* _Aim_
Repeat the records in full and exactly, omitting pictures.

☆ ☆ ☆ ☆ ☆

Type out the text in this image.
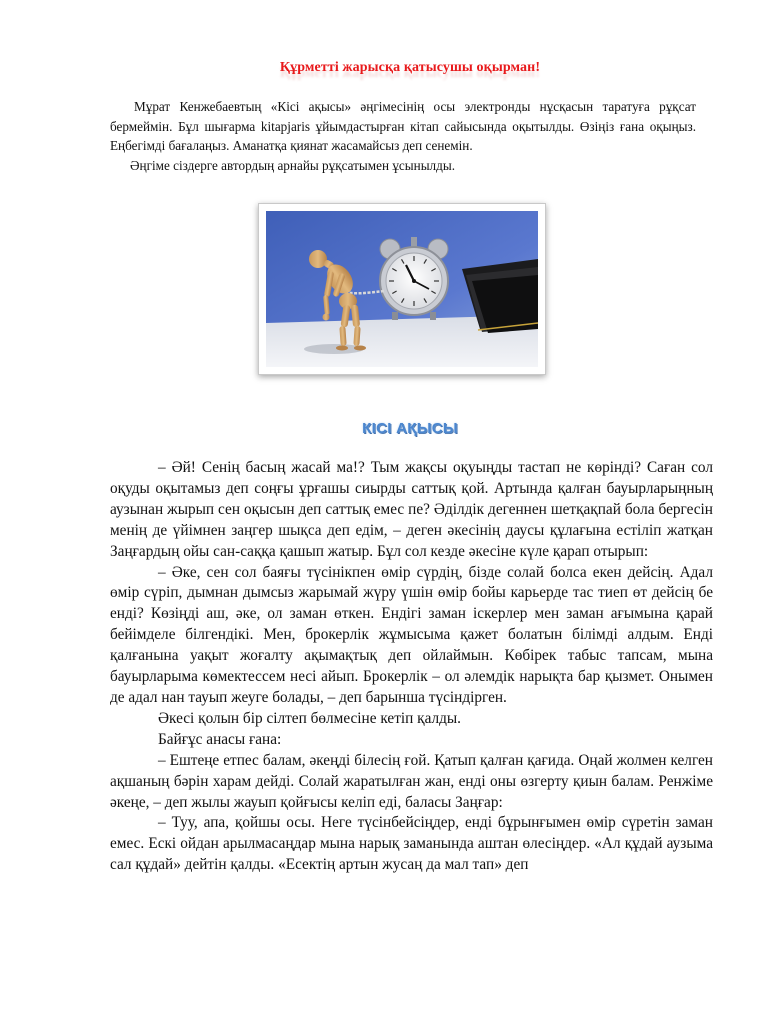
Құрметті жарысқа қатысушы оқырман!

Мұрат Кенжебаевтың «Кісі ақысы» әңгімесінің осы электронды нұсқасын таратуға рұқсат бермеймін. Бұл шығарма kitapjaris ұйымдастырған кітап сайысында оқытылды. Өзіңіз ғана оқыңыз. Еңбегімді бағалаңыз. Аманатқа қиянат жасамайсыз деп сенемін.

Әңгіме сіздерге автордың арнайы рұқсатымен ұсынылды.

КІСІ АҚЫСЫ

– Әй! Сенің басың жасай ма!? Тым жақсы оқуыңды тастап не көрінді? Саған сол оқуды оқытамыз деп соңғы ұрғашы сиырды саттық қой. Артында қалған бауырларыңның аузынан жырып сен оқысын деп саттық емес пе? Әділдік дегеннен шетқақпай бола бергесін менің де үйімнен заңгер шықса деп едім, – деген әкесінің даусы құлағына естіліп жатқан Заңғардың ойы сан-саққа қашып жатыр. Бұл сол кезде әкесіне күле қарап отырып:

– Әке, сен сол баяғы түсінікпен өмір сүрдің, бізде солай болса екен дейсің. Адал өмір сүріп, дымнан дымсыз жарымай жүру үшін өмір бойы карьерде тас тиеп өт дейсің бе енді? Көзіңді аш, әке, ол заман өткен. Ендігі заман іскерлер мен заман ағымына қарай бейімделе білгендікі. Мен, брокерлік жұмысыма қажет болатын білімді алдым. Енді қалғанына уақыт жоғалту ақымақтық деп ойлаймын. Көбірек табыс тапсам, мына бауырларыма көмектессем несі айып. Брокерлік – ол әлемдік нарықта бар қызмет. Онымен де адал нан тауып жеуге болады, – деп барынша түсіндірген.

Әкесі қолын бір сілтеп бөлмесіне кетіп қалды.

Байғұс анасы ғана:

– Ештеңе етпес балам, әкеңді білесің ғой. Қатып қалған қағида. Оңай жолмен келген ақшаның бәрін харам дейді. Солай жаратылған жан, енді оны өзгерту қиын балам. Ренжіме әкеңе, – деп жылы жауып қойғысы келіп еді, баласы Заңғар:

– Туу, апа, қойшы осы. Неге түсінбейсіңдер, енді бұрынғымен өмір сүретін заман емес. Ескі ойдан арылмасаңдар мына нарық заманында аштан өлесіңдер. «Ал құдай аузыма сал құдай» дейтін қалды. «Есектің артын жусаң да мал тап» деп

☆ ☆ ☆ ☆ ☆

* _Correct result_
Type out the text in this image.
Құрметті жарысқа қатысушы оқырман!

Мұрат Кенжебаевтың «Кісі ақысы» әңгімесінің осы электронды нұсқасын таратуға рұқсат бермеймін. Бұл шығарма kitapjaris ұйымдастырған кітап сайысында оқытылды. Өзіңіз ғана оқыңыз. Еңбегімді бағалаңыз. Аманатқа қиянат жасамайсыз деп сенемін.

Әңгіме сіздерге автордың арнайы рұқсатымен ұсынылды.

КІСІ АҚЫСЫ

– Әй! Сенің басың жасай ма!? Тым жақсы оқуыңды тастап не көрінді? Саған сол оқуды оқытамыз деп соңғы ұрғашы сиырды саттық қой. Артында қалған бауырларыңның аузынан жырып сен оқысын деп саттық емес пе? Әділдік дегеннен шетқақпай бола бергесін менің де үйімнен заңгер шықса деп едім, – деген әкесінің даусы құлағына естіліп жатқан Заңғардың ойы сан-саққа қашып жатыр. Бұл сол кезде әкесіне күле қарап отырып:

– Әке, сен сол баяғы түсінікпен өмір сүрдің, бізде солай болса екен дейсің. Адал өмір сүріп, дымнан дымсыз жарымай жүру үшін өмір бойы карьерде тас тиеп өт дейсің бе енді? Көзіңді аш, әке, ол заман өткен. Ендігі заман іскерлер мен заман ағымына қарай бейімделе білгендікі. Мен, брокерлік жұмысыма қажет болатын білімді алдым. Енді қалғанына уақыт жоғалту ақымақтық деп ойлаймын. Көбірек табыс тапсам, мына бауырларыма көмектессем несі айып. Брокерлік – ол әлемдік нарықта бар қызмет. Онымен де адал нан тауып жеуге болады, – деп барынша түсіндірген.

Әкесі қолын бір сілтеп бөлмесіне кетіп қалды.

Байғұс анасы ғана:

– Ештеңе етпес балам, әкеңді білесің ғой. Қатып қалған қағида. Оңай жолмен келген ақшаның бәрін харам дейді. Солай жаратылған жан, енді оны өзгерту қиын балам. Ренжіме әкеңе, – деп жылы жауып қойғысы келіп еді, баласы Заңғар:

– Туу, апа, қойшы осы. Неге түсінбейсіңдер, енді бұрынғымен өмір сүретін заман емес. Ескі ойдан арылмасаңдар мына нарық заманында аштан өлесіңдер. «Ал құдай аузыма сал құдай» дейтін қалды. «Есектің артын жусаң да мал тап» деп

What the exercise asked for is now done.